[Dataset rows]
##############################

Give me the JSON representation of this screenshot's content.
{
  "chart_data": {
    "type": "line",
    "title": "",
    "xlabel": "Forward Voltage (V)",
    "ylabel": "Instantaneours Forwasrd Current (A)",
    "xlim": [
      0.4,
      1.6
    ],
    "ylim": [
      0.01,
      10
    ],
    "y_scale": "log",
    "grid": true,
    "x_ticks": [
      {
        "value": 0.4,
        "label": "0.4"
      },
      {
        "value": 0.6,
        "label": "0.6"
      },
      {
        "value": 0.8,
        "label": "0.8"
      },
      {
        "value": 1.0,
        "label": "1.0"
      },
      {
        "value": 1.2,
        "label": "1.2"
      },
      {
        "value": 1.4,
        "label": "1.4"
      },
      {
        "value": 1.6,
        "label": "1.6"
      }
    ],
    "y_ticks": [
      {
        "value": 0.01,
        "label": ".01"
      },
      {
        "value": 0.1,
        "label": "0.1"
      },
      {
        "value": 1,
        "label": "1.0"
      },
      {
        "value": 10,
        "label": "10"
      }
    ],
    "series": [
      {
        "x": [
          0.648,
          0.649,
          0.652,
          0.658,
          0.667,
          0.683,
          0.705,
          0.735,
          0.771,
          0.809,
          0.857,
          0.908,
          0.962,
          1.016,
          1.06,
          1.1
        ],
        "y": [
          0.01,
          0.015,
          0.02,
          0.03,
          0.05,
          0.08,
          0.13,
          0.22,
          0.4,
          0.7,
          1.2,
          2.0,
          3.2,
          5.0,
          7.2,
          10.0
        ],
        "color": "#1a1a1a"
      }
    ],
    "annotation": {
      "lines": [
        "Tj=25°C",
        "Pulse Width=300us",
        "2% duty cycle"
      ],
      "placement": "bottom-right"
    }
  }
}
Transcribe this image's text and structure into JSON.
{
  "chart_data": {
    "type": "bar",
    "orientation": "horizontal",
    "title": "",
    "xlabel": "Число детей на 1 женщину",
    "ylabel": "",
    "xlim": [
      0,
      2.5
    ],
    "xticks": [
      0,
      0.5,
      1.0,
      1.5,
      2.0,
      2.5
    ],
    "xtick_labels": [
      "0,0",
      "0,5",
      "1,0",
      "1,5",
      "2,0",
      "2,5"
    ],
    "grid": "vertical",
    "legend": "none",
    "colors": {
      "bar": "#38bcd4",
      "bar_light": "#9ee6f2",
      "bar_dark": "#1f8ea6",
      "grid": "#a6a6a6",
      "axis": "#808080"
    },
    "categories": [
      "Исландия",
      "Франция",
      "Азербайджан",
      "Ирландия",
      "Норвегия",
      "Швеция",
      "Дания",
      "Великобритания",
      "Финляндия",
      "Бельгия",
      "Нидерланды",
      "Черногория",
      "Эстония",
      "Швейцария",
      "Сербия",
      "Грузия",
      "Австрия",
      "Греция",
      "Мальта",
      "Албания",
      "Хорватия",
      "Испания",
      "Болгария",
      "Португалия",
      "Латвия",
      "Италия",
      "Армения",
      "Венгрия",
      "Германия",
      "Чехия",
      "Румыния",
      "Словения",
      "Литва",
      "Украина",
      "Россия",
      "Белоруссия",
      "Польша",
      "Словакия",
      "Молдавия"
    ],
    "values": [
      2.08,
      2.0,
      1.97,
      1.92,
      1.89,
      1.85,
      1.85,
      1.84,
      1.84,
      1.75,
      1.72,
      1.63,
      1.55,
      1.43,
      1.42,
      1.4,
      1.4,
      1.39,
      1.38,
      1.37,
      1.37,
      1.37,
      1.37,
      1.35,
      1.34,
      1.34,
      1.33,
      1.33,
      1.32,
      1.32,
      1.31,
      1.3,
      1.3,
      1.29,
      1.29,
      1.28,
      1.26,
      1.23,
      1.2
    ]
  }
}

##############################

_Problem to solve_.
Show every line from the entries above in which "ylabel" appears.

_Task result_.
    "ylabel": "Instantaneours Forwasrd Current (A)",
    "ylabel": "",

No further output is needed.